## Recorded data
***

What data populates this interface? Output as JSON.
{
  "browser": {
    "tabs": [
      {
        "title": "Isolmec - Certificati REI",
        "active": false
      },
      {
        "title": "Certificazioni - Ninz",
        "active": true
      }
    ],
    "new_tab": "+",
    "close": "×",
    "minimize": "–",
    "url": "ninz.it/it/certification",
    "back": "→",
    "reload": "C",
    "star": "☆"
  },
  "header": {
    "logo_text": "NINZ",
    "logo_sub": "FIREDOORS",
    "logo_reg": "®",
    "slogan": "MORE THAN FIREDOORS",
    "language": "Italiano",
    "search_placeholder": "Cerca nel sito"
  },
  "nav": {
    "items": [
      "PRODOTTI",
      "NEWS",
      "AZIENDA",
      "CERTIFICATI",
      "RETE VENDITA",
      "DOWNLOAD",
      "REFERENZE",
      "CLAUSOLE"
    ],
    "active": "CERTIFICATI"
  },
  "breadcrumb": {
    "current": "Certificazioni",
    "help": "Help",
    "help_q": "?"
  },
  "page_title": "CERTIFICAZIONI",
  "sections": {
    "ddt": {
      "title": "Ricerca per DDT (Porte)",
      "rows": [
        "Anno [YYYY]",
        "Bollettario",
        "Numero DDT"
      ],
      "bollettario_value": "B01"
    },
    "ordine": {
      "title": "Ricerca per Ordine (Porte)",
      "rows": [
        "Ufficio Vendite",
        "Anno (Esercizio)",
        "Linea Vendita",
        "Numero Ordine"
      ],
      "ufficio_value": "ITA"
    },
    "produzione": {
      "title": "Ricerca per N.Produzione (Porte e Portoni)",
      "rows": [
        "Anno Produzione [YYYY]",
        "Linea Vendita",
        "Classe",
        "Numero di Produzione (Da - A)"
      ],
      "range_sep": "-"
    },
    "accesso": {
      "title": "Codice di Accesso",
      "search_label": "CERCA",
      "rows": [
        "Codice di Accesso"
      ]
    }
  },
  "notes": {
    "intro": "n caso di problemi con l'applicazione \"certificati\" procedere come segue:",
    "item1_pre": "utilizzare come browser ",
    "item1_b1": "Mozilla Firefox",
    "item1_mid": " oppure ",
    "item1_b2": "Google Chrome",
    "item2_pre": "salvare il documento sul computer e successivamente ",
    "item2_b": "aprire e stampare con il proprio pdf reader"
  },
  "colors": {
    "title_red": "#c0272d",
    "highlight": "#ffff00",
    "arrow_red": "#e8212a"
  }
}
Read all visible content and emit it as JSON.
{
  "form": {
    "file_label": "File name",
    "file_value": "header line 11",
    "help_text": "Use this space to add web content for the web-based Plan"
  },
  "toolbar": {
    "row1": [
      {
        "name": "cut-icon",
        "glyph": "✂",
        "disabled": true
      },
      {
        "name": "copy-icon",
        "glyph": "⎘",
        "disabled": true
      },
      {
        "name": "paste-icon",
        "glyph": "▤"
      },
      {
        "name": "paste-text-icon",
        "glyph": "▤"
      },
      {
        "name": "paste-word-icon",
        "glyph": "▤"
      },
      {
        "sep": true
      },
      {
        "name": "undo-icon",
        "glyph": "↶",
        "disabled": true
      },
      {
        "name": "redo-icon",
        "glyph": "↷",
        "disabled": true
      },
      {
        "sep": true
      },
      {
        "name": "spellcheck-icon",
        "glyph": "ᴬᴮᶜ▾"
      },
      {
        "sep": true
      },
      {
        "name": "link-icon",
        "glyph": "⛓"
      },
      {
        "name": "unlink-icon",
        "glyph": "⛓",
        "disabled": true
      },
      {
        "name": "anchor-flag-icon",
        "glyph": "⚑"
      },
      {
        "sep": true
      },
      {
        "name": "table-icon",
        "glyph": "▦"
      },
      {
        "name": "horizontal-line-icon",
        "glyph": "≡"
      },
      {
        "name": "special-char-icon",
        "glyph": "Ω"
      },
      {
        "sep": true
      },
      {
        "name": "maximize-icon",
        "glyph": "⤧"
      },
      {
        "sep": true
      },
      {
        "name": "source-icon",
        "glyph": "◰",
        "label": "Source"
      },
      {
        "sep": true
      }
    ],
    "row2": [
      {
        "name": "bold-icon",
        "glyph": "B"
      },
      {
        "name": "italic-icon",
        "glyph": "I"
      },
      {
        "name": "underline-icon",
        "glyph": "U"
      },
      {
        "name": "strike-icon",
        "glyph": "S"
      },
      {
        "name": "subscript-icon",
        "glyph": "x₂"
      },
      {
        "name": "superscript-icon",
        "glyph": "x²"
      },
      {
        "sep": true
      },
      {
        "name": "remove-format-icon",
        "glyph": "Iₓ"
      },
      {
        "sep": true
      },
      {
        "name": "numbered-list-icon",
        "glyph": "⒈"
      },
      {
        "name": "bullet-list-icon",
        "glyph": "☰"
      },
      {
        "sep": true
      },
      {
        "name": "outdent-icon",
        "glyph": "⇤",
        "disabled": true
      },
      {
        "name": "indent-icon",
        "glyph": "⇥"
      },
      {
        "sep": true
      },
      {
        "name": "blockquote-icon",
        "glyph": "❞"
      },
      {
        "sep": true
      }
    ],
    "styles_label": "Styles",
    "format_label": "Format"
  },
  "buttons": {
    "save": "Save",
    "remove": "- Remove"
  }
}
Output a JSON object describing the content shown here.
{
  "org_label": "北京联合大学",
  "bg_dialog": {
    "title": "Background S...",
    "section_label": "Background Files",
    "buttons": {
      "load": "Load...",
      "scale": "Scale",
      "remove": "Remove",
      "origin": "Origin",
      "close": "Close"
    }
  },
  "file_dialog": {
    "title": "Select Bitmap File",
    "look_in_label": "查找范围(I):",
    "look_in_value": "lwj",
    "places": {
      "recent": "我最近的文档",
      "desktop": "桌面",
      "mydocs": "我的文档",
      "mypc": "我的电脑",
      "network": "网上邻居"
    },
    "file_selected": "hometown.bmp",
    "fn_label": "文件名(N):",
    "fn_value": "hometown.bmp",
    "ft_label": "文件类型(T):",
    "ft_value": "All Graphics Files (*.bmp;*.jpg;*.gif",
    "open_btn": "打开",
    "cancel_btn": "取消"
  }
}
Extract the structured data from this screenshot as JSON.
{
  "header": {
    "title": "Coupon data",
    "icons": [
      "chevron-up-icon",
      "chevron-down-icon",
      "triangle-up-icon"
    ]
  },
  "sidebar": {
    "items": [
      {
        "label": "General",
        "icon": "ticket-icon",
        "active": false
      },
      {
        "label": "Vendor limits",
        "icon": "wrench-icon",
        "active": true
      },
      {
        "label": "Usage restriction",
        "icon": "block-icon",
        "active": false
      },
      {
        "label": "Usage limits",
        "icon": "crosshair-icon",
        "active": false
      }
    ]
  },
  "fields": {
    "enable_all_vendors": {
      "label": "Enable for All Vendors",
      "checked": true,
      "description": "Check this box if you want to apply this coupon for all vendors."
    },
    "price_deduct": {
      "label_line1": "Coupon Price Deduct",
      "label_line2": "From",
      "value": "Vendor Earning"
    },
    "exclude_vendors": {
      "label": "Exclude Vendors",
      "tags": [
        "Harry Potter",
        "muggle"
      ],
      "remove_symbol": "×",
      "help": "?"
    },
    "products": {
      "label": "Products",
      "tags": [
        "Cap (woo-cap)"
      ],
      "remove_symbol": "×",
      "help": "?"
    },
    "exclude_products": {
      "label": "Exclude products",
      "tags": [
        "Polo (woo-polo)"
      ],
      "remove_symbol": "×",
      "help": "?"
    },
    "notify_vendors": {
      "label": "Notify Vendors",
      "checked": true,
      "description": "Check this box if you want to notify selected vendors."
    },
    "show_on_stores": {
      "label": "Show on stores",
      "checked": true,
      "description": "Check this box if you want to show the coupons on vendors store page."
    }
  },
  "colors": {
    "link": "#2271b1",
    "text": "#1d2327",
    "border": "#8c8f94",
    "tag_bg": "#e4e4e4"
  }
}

***

List every line above that contains the word "come".

    "intro": "n caso di problemi con l'applicazione \"certificati\" procedere come segue:",
    "item1_pre": "utilizzare come browser ",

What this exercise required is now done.